> _Written problem_
Locate every line in the data below that contains the string "Translated" and copy each of those lines.

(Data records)
** Begin **
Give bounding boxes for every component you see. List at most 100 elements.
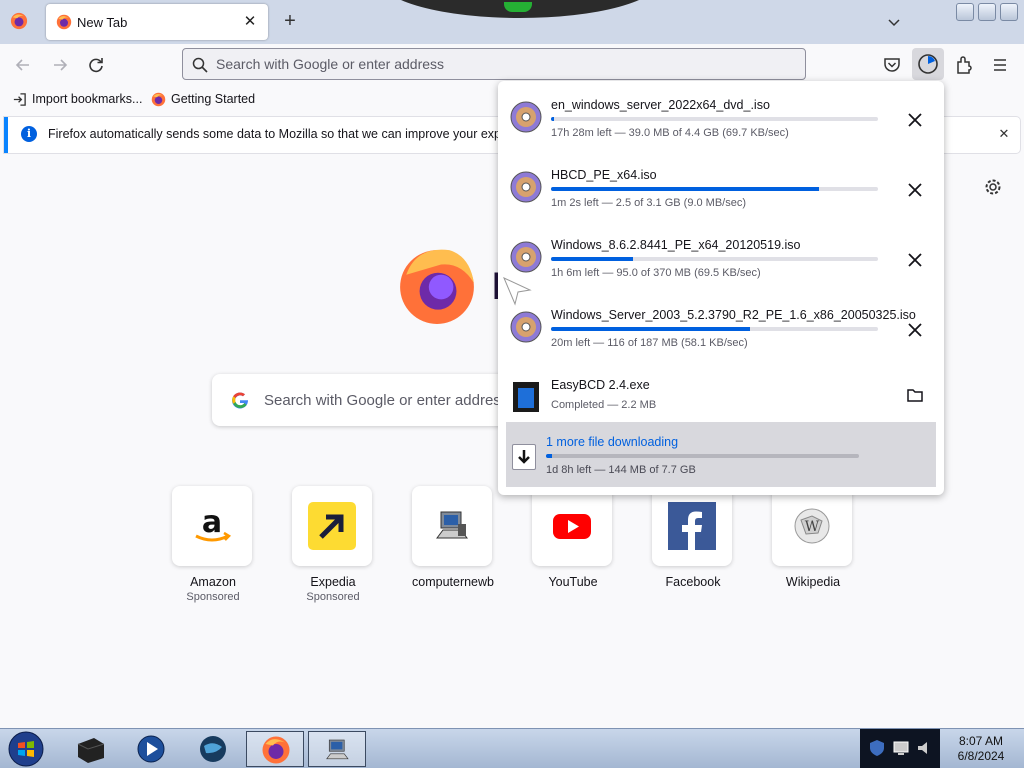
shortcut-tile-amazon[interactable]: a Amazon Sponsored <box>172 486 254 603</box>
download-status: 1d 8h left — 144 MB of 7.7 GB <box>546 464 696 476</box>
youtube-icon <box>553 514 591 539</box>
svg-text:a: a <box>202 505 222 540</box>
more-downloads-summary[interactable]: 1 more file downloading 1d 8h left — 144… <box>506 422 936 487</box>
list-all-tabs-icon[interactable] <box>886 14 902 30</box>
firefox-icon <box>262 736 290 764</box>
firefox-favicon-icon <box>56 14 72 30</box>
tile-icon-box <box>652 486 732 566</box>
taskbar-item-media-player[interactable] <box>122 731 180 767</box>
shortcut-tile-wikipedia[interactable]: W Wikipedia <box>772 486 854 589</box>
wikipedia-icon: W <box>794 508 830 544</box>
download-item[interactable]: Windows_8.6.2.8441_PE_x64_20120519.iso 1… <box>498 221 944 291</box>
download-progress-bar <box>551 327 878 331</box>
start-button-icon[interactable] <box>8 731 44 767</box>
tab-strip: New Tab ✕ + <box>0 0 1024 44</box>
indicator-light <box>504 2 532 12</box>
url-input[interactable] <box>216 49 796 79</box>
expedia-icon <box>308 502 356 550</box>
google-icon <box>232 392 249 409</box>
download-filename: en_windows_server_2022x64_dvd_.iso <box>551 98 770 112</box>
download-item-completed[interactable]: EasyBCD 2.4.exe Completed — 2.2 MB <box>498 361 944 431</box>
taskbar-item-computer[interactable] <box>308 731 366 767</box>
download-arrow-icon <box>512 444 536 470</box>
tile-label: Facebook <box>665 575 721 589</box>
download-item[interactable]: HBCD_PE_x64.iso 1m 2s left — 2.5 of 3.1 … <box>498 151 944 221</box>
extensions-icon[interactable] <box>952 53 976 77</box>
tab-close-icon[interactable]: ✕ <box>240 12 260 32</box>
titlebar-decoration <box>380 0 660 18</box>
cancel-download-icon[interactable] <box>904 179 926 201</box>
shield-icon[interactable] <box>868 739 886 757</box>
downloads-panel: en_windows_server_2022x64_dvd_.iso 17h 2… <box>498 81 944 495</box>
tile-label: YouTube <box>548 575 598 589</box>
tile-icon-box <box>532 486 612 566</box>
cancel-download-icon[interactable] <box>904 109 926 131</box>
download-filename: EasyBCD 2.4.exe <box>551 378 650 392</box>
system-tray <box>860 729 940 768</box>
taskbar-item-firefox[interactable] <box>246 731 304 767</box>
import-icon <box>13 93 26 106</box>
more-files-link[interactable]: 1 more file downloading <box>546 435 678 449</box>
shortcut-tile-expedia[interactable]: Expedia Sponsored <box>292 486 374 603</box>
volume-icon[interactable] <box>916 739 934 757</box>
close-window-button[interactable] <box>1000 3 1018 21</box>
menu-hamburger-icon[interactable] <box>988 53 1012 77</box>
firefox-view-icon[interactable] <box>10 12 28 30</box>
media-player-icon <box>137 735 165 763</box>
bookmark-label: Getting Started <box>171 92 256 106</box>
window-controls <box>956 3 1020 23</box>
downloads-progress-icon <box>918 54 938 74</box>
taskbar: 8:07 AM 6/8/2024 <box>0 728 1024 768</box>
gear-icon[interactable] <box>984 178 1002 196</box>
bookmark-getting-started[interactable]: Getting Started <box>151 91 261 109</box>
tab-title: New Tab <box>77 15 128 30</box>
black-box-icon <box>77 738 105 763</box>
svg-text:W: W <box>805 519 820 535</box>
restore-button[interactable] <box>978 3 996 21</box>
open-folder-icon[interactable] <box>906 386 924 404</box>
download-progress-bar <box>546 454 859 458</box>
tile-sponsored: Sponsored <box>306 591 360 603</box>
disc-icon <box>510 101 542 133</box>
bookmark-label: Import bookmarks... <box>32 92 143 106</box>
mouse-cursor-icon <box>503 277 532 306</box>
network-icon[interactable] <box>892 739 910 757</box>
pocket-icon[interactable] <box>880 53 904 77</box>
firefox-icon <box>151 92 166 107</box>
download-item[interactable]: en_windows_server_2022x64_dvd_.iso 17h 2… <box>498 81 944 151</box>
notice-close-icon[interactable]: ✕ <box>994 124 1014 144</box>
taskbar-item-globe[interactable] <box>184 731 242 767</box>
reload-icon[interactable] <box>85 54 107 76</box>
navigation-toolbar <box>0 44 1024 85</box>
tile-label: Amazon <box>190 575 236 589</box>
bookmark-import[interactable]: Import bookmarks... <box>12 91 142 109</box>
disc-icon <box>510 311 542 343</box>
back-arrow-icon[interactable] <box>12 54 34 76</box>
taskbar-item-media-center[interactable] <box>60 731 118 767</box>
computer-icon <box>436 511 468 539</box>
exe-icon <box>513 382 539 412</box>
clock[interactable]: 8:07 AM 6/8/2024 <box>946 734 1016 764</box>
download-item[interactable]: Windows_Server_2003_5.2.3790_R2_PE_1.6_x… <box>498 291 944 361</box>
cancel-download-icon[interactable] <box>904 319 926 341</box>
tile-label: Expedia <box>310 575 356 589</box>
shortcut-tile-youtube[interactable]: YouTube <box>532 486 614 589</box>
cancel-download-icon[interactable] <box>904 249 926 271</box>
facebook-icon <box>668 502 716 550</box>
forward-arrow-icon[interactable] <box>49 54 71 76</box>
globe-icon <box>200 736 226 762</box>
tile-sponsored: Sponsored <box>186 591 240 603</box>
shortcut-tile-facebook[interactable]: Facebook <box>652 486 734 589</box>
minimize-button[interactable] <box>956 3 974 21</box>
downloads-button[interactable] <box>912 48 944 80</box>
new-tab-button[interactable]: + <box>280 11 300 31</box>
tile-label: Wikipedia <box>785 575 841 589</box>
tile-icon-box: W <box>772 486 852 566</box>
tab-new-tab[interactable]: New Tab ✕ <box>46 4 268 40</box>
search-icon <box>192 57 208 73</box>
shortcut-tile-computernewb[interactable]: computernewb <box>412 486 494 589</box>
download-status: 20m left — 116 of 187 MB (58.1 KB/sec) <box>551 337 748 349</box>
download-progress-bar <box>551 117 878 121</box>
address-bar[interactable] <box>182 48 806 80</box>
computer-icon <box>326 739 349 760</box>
** End **
** Begin **
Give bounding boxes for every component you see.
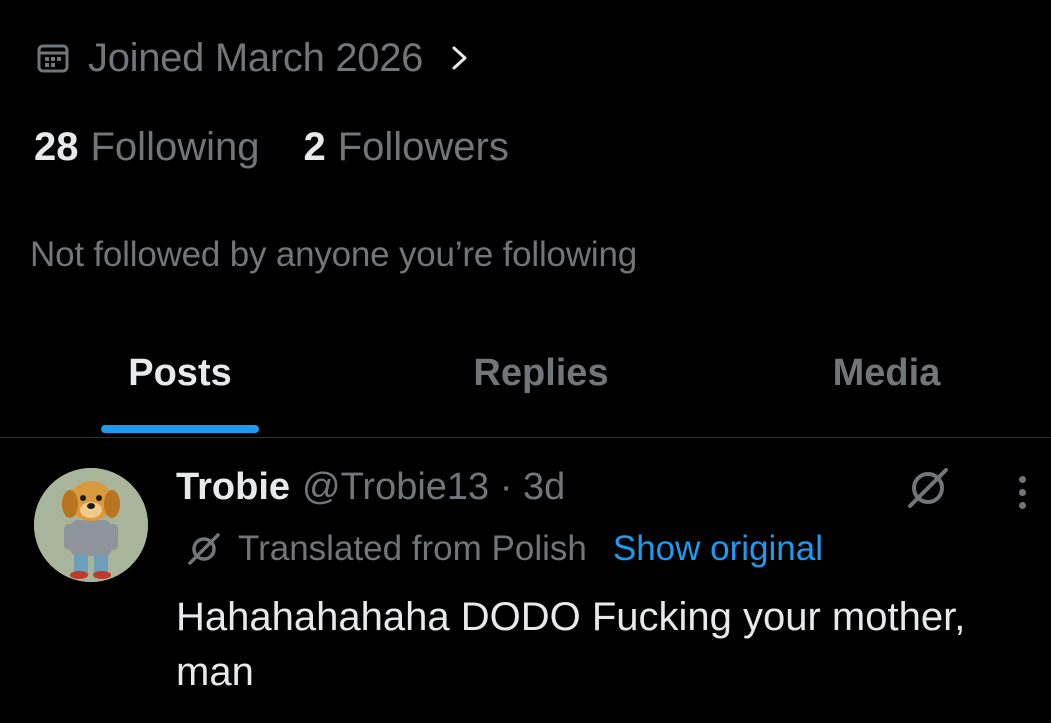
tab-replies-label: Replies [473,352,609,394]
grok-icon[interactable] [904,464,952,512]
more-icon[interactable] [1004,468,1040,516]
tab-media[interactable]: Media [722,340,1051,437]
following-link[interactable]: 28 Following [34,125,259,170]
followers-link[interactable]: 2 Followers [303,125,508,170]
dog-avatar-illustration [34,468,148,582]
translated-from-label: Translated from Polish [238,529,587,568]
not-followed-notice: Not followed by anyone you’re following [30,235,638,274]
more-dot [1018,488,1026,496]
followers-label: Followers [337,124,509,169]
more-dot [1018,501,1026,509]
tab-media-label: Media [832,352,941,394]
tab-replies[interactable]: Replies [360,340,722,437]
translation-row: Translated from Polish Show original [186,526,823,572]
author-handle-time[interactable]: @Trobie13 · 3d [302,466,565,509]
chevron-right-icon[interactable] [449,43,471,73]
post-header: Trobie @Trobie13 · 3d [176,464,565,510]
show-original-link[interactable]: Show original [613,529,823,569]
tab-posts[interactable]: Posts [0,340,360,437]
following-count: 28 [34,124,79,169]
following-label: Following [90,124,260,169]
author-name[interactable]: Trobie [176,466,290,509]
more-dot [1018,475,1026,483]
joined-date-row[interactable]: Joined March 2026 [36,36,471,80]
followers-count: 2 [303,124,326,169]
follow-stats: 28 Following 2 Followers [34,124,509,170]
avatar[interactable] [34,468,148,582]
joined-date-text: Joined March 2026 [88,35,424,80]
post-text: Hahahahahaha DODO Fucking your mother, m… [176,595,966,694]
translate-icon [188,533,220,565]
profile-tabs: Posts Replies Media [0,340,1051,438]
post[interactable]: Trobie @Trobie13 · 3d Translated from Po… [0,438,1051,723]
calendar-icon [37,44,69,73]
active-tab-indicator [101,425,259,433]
** End **
> _Answer in full_
translated-from-label: Translated from Polish [238,529,587,568]
translation-row: Translated from Polish Show original [186,526,823,572]
post[interactable]: Trobie @Trobie13 · 3d Translated from Po… [0,438,1051,723]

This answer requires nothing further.